Rows from a figure dataset
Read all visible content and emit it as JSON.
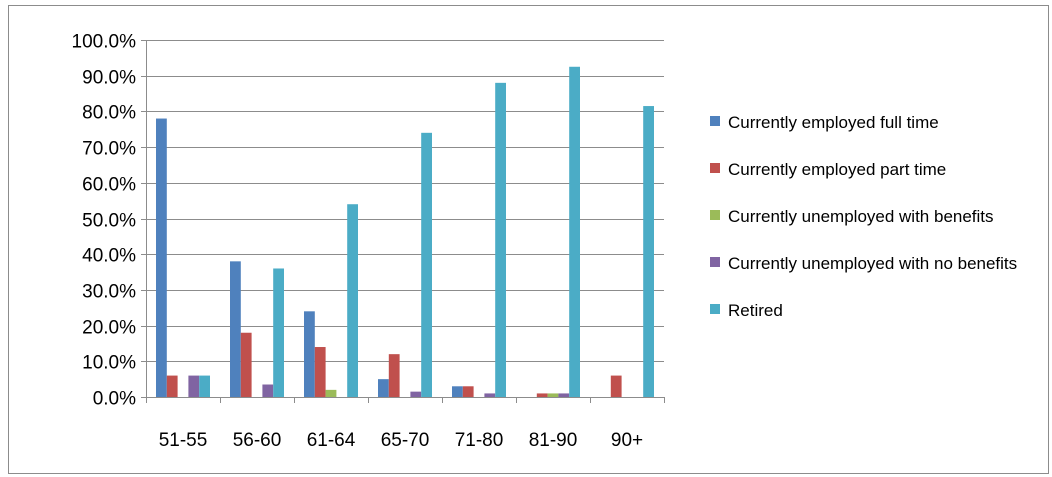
{
  "chart_data": {
    "type": "bar",
    "title": "",
    "xlabel": "",
    "ylabel": "",
    "categories": [
      "51-55",
      "56-60",
      "61-64",
      "65-70",
      "71-80",
      "81-90",
      "90+"
    ],
    "ylim": [
      0,
      100
    ],
    "yticks": [
      "0.0%",
      "10.0%",
      "20.0%",
      "30.0%",
      "40.0%",
      "50.0%",
      "60.0%",
      "70.0%",
      "80.0%",
      "90.0%",
      "100.0%"
    ],
    "grid": true,
    "legend_position": "right",
    "series": [
      {
        "name": "Currently employed full time",
        "color": "#4F81BD",
        "values": [
          78,
          38,
          24,
          5,
          3,
          0,
          0
        ]
      },
      {
        "name": "Currently employed part time",
        "color": "#C0504D",
        "values": [
          6,
          18,
          14,
          12,
          3,
          1,
          6
        ]
      },
      {
        "name": "Currently unemployed with benefits",
        "color": "#9BBB59",
        "values": [
          0,
          0,
          2,
          0,
          0,
          1,
          0
        ]
      },
      {
        "name": "Currently unemployed with no benefits",
        "color": "#8064A2",
        "values": [
          6,
          3.5,
          0,
          1.5,
          1,
          1,
          0
        ]
      },
      {
        "name": "Retired",
        "color": "#4BACC6",
        "values": [
          6,
          36,
          54,
          74,
          88,
          92.5,
          81.5
        ]
      }
    ]
  }
}
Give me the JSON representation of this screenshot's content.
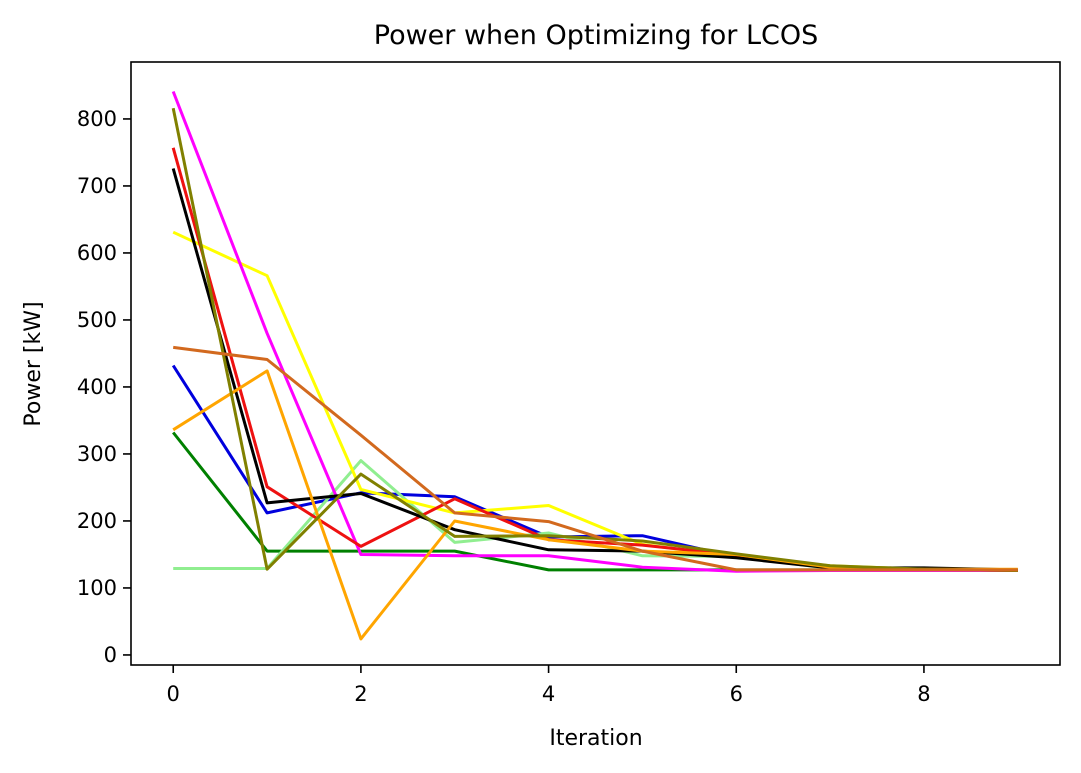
{
  "chart_data": {
    "type": "line",
    "title": "Power when Optimizing for LCOS",
    "xlabel": "Iteration",
    "ylabel": "Power [kW]",
    "xlim": [
      -0.45,
      9.45
    ],
    "ylim": [
      -15,
      885
    ],
    "xticks": [
      0,
      2,
      4,
      6,
      8
    ],
    "yticks": [
      0,
      100,
      200,
      300,
      400,
      500,
      600,
      700,
      800
    ],
    "grid": false,
    "legend": "none",
    "x": [
      0,
      1,
      2,
      3,
      4,
      5,
      6,
      7,
      8,
      9
    ],
    "series": [
      {
        "color": "#0000dd",
        "values": [
          432,
          212,
          242,
          236,
          176,
          178,
          146,
          131,
          128,
          126
        ]
      },
      {
        "color": "#008000",
        "values": [
          332,
          155,
          155,
          155,
          127,
          127,
          127,
          127,
          126,
          126
        ]
      },
      {
        "color": "#90ee90",
        "values": [
          129,
          129,
          290,
          168,
          182,
          148,
          147,
          129,
          128,
          126
        ]
      },
      {
        "color": "#ffff00",
        "values": [
          631,
          566,
          247,
          212,
          223,
          165,
          146,
          133,
          128,
          126
        ]
      },
      {
        "color": "#ff00ff",
        "values": [
          841,
          480,
          150,
          148,
          148,
          131,
          125,
          126,
          126,
          126
        ]
      },
      {
        "color": "#ee1111",
        "values": [
          757,
          251,
          162,
          233,
          172,
          164,
          149,
          132,
          128,
          126
        ]
      },
      {
        "color": "#000000",
        "values": [
          726,
          227,
          241,
          187,
          157,
          155,
          145,
          130,
          130,
          127
        ]
      },
      {
        "color": "#ffa500",
        "values": [
          336,
          424,
          24,
          200,
          172,
          155,
          150,
          131,
          128,
          128
        ]
      },
      {
        "color": "#808000",
        "values": [
          816,
          128,
          270,
          177,
          178,
          170,
          151,
          133,
          128,
          126
        ]
      },
      {
        "color": "#d2691e",
        "values": [
          459,
          441,
          328,
          212,
          199,
          155,
          127,
          127,
          127,
          127
        ]
      }
    ]
  }
}
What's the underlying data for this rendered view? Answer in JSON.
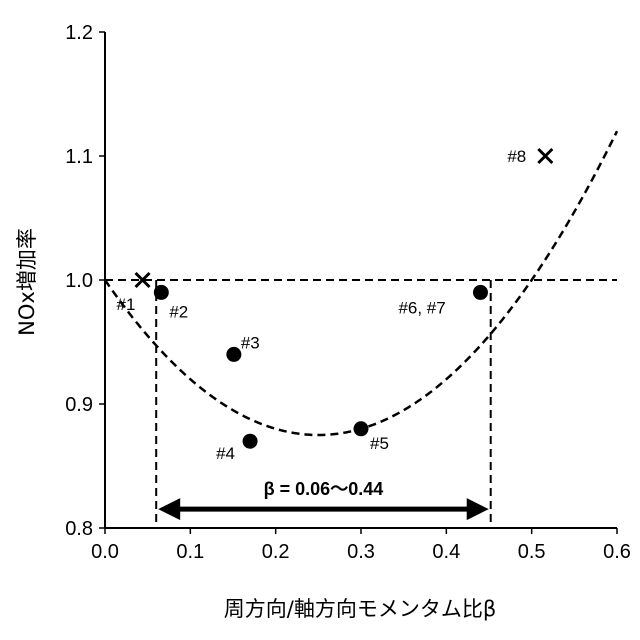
{
  "chart_data": {
    "type": "scatter",
    "xlabel": "周方向/軸方向モメンタム比β",
    "ylabel": "NOx増加率",
    "xlim": [
      0.0,
      0.6
    ],
    "ylim": [
      0.8,
      1.2
    ],
    "x_ticks": [
      "0.0",
      "0.1",
      "0.2",
      "0.3",
      "0.4",
      "0.5",
      "0.6"
    ],
    "y_ticks": [
      "0.8",
      "0.9",
      "1.0",
      "1.1",
      "1.2"
    ],
    "grid": false,
    "points": [
      {
        "label": "#1",
        "x": 0.044,
        "y": 1.0,
        "marker": "x"
      },
      {
        "label": "#2",
        "x": 0.066,
        "y": 0.99,
        "marker": "circle"
      },
      {
        "label": "#3",
        "x": 0.151,
        "y": 0.94,
        "marker": "circle"
      },
      {
        "label": "#4",
        "x": 0.17,
        "y": 0.87,
        "marker": "circle"
      },
      {
        "label": "#5",
        "x": 0.3,
        "y": 0.88,
        "marker": "circle"
      },
      {
        "label": "#6, #7",
        "x": 0.44,
        "y": 0.99,
        "marker": "circle"
      },
      {
        "label": "#8",
        "x": 0.516,
        "y": 1.1,
        "marker": "x"
      }
    ],
    "fit_curve": {
      "style": "dashed",
      "form": "quadratic",
      "vertex_x": 0.25,
      "vertex_y": 0.875,
      "coefficient": 2.0
    },
    "reference_line": {
      "y": 1.0,
      "style": "dashed"
    },
    "range_markers": {
      "x_low": 0.06,
      "x_high": 0.452,
      "style": "dashed"
    },
    "range_annotation": {
      "text": "β = 0.06〜0.44",
      "x_from": 0.06,
      "x_to": 0.452,
      "y": 0.812
    }
  }
}
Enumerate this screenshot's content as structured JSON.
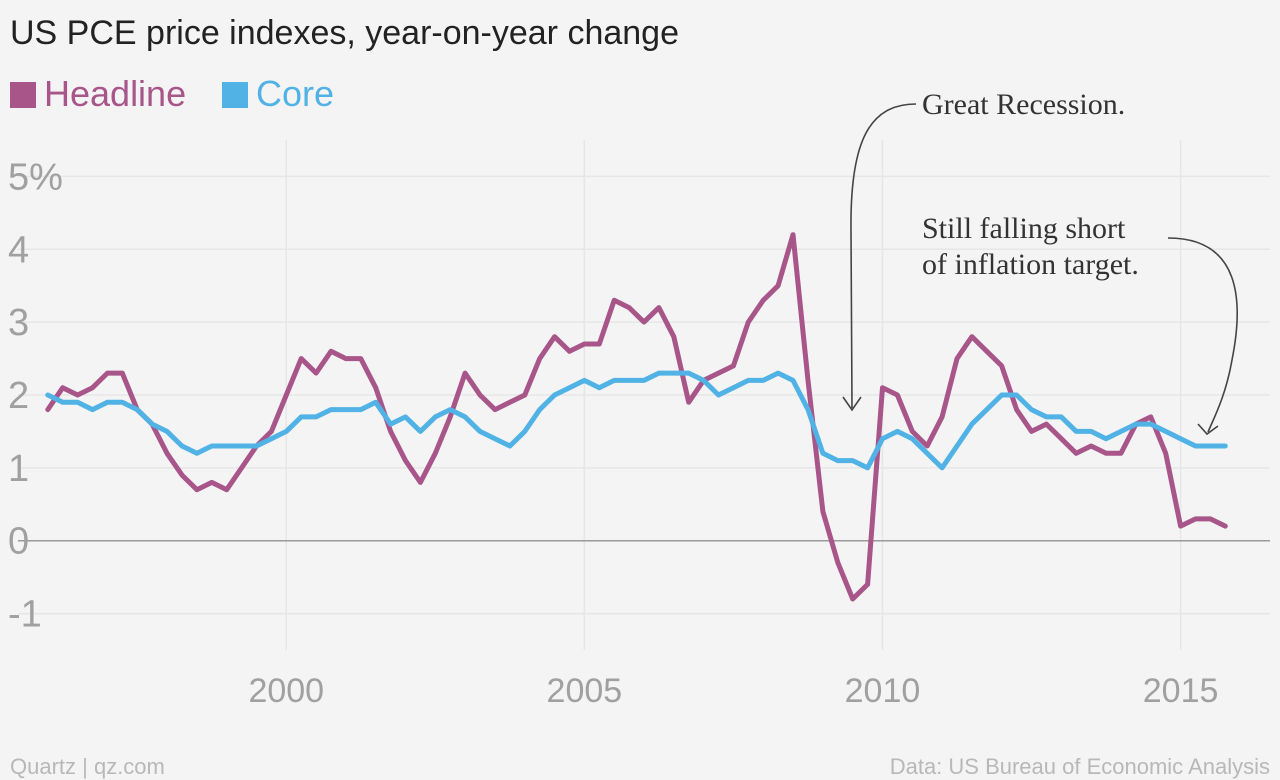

#### Exercise task:
Without including any picture, retype the entries exactly.

#### Response below:
Read all visible content and emit it as JSON.
{
  "chart_data": {
    "type": "bar",
    "title": "",
    "xlabel": "",
    "ylabel": "",
    "categories": [
      "51-55",
      "56-60",
      "61-64",
      "65-70",
      "71-80",
      "81-90",
      "90+"
    ],
    "ylim": [
      0,
      100
    ],
    "yticks": [
      "0.0%",
      "10.0%",
      "20.0%",
      "30.0%",
      "40.0%",
      "50.0%",
      "60.0%",
      "70.0%",
      "80.0%",
      "90.0%",
      "100.0%"
    ],
    "grid": true,
    "legend_position": "right",
    "series": [
      {
        "name": "Currently employed full time",
        "color": "#4F81BD",
        "values": [
          78,
          38,
          24,
          5,
          3,
          0,
          0
        ]
      },
      {
        "name": "Currently employed part time",
        "color": "#C0504D",
        "values": [
          6,
          18,
          14,
          12,
          3,
          1,
          6
        ]
      },
      {
        "name": "Currently unemployed with benefits",
        "color": "#9BBB59",
        "values": [
          0,
          0,
          2,
          0,
          0,
          1,
          0
        ]
      },
      {
        "name": "Currently unemployed with no benefits",
        "color": "#8064A2",
        "values": [
          6,
          3.5,
          0,
          1.5,
          1,
          1,
          0
        ]
      },
      {
        "name": "Retired",
        "color": "#4BACC6",
        "values": [
          6,
          36,
          54,
          74,
          88,
          92.5,
          81.5
        ]
      }
    ]
  }
}
Give me the JSON representation of this screenshot's content.
{
  "chart_data": {
    "type": "line",
    "title": "Power when Optimizing for LCOS",
    "xlabel": "Iteration",
    "ylabel": "Power [kW]",
    "xlim": [
      -0.45,
      9.45
    ],
    "ylim": [
      -15,
      885
    ],
    "xticks": [
      0,
      2,
      4,
      6,
      8
    ],
    "yticks": [
      0,
      100,
      200,
      300,
      400,
      500,
      600,
      700,
      800
    ],
    "grid": false,
    "legend": "none",
    "x": [
      0,
      1,
      2,
      3,
      4,
      5,
      6,
      7,
      8,
      9
    ],
    "series": [
      {
        "color": "#0000dd",
        "values": [
          432,
          212,
          242,
          236,
          176,
          178,
          146,
          131,
          128,
          126
        ]
      },
      {
        "color": "#008000",
        "values": [
          332,
          155,
          155,
          155,
          127,
          127,
          127,
          127,
          126,
          126
        ]
      },
      {
        "color": "#90ee90",
        "values": [
          129,
          129,
          290,
          168,
          182,
          148,
          147,
          129,
          128,
          126
        ]
      },
      {
        "color": "#ffff00",
        "values": [
          631,
          566,
          247,
          212,
          223,
          165,
          146,
          133,
          128,
          126
        ]
      },
      {
        "color": "#ff00ff",
        "values": [
          841,
          480,
          150,
          148,
          148,
          131,
          125,
          126,
          126,
          126
        ]
      },
      {
        "color": "#ee1111",
        "values": [
          757,
          251,
          162,
          233,
          172,
          164,
          149,
          132,
          128,
          126
        ]
      },
      {
        "color": "#000000",
        "values": [
          726,
          227,
          241,
          187,
          157,
          155,
          145,
          130,
          130,
          127
        ]
      },
      {
        "color": "#ffa500",
        "values": [
          336,
          424,
          24,
          200,
          172,
          155,
          150,
          131,
          128,
          128
        ]
      },
      {
        "color": "#808000",
        "values": [
          816,
          128,
          270,
          177,
          178,
          170,
          151,
          133,
          128,
          126
        ]
      },
      {
        "color": "#d2691e",
        "values": [
          459,
          441,
          328,
          212,
          199,
          155,
          127,
          127,
          127,
          127
        ]
      }
    ]
  }
}
What's the underlying data for this rendered view? Answer in JSON.
{
  "chart_data": {
    "type": "scatter",
    "xlabel": "周方向/軸方向モメンタム比β",
    "ylabel": "NOx増加率",
    "xlim": [
      0.0,
      0.6
    ],
    "ylim": [
      0.8,
      1.2
    ],
    "x_ticks": [
      "0.0",
      "0.1",
      "0.2",
      "0.3",
      "0.4",
      "0.5",
      "0.6"
    ],
    "y_ticks": [
      "0.8",
      "0.9",
      "1.0",
      "1.1",
      "1.2"
    ],
    "grid": false,
    "points": [
      {
        "label": "#1",
        "x": 0.044,
        "y": 1.0,
        "marker": "x"
      },
      {
        "label": "#2",
        "x": 0.066,
        "y": 0.99,
        "marker": "circle"
      },
      {
        "label": "#3",
        "x": 0.151,
        "y": 0.94,
        "marker": "circle"
      },
      {
        "label": "#4",
        "x": 0.17,
        "y": 0.87,
        "marker": "circle"
      },
      {
        "label": "#5",
        "x": 0.3,
        "y": 0.88,
        "marker": "circle"
      },
      {
        "label": "#6, #7",
        "x": 0.44,
        "y": 0.99,
        "marker": "circle"
      },
      {
        "label": "#8",
        "x": 0.516,
        "y": 1.1,
        "marker": "x"
      }
    ],
    "fit_curve": {
      "style": "dashed",
      "form": "quadratic",
      "vertex_x": 0.25,
      "vertex_y": 0.875,
      "coefficient": 2.0
    },
    "reference_line": {
      "y": 1.0,
      "style": "dashed"
    },
    "range_markers": {
      "x_low": 0.06,
      "x_high": 0.452,
      "style": "dashed"
    },
    "range_annotation": {
      "text": "β = 0.06〜0.44",
      "x_from": 0.06,
      "x_to": 0.452,
      "y": 0.812
    }
  }
}
Enumerate this screenshot's content as structured JSON.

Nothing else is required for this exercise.